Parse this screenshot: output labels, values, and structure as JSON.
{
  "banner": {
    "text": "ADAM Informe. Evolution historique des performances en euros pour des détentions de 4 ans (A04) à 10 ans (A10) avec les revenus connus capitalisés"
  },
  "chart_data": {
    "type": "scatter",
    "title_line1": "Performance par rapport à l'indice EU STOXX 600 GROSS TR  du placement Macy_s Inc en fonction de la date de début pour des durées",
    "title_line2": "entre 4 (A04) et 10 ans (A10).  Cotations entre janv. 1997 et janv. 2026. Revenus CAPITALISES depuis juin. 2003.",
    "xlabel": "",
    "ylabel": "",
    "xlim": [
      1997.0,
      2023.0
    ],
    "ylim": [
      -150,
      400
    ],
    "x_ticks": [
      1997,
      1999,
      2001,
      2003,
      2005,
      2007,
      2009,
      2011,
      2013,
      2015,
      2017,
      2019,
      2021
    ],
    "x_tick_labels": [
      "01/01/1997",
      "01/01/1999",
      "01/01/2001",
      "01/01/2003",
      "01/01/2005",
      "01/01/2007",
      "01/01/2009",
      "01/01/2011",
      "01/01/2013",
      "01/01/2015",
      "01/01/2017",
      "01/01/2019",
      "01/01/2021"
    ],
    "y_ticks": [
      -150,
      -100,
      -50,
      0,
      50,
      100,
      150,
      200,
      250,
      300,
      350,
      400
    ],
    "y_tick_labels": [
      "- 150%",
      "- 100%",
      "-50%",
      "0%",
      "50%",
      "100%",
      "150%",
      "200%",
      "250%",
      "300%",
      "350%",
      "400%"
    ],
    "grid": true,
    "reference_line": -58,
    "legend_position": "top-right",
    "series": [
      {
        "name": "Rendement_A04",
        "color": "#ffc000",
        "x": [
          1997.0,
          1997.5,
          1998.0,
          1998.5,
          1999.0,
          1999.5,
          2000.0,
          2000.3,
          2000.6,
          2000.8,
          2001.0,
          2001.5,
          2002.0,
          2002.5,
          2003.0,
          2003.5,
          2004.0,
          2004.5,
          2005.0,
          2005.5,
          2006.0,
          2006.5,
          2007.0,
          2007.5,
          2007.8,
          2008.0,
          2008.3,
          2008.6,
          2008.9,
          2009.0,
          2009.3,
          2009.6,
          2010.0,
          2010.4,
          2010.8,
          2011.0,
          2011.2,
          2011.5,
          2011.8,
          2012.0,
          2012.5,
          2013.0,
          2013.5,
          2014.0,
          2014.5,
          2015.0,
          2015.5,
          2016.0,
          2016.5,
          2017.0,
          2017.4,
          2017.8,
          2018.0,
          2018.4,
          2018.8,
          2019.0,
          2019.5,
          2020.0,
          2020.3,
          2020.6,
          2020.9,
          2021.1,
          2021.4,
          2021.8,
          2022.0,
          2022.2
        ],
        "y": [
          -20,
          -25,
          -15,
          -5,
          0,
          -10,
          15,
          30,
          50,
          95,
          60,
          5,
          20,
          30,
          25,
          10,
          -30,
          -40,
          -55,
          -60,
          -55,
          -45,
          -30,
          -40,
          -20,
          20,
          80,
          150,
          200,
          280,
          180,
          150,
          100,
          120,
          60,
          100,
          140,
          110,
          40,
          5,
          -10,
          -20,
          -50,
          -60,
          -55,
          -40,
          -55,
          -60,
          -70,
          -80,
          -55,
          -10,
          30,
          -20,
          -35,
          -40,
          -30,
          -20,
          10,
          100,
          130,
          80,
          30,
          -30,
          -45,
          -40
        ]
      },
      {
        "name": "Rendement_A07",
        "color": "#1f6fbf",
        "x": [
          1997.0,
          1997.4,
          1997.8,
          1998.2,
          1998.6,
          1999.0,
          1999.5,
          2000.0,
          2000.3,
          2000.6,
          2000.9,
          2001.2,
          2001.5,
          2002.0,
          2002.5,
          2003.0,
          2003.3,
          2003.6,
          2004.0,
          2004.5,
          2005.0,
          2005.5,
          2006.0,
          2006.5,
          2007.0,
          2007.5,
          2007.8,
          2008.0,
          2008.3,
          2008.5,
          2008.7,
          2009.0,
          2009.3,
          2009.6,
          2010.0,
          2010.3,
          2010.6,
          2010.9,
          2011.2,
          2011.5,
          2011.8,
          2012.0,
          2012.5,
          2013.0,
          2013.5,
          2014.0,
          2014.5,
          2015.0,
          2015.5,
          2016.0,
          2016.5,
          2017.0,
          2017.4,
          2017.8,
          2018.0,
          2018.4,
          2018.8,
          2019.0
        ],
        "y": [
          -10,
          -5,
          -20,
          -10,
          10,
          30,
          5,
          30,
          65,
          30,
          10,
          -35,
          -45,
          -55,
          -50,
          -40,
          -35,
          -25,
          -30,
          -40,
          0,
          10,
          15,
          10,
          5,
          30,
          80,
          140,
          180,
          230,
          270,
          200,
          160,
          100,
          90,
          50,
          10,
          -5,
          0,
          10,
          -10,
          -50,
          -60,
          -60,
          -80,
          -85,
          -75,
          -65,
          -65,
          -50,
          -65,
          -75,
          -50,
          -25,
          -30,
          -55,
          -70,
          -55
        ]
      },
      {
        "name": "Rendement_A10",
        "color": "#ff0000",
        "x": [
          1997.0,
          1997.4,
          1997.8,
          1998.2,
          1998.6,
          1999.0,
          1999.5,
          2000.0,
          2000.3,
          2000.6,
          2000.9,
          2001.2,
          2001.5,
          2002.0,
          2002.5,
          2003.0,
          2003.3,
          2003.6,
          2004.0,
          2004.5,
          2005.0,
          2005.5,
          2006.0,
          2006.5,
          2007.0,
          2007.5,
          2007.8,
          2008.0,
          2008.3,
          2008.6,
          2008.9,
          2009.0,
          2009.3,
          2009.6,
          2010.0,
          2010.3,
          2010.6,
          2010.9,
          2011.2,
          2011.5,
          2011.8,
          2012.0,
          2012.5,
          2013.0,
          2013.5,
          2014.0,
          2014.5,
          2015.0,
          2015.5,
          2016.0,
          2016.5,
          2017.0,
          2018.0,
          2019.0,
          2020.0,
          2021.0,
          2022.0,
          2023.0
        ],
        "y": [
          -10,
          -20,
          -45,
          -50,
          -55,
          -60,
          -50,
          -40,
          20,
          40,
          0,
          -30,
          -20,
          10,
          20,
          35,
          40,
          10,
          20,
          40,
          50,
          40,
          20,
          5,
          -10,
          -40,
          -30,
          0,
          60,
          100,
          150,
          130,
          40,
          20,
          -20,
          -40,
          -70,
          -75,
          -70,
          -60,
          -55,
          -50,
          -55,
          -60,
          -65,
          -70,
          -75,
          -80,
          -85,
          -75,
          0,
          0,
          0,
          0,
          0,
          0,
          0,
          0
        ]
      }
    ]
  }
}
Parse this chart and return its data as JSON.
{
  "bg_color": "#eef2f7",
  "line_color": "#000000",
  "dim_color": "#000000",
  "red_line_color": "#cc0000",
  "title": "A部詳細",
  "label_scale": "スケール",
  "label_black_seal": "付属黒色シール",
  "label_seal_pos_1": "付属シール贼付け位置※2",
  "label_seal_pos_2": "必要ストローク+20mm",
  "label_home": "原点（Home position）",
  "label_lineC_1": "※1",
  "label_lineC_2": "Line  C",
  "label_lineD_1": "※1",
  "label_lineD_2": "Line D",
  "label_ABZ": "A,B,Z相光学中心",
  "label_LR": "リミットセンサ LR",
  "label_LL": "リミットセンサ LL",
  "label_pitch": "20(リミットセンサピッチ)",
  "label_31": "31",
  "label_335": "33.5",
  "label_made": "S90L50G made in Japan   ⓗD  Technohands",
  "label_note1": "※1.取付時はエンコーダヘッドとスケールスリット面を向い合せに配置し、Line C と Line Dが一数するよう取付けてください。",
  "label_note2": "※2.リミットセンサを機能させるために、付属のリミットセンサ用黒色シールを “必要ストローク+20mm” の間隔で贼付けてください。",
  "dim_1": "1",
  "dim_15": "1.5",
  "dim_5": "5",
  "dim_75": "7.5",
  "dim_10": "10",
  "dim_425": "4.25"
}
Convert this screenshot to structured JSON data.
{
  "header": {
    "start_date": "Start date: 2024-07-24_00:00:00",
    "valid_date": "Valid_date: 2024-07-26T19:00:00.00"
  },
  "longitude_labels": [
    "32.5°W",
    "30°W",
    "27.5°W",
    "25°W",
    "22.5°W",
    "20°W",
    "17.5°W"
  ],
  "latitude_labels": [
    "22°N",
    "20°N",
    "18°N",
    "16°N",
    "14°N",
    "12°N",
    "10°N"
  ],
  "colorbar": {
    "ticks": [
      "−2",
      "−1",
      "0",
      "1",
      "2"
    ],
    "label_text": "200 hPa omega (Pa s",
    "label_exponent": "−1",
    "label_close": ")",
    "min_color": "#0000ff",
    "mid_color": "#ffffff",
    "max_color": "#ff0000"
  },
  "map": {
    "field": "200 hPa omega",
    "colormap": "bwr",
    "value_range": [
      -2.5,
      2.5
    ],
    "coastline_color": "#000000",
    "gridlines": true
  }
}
::::::::::
— AIM —
Copy all lines from the data that hold the word "JSON".

— RESULT FOR THIS TASK —
Parse this screenshot: output labels, values, and structure as JSON.
Parse this chart and return its data as JSON.
Convert this screenshot to structured JSON data.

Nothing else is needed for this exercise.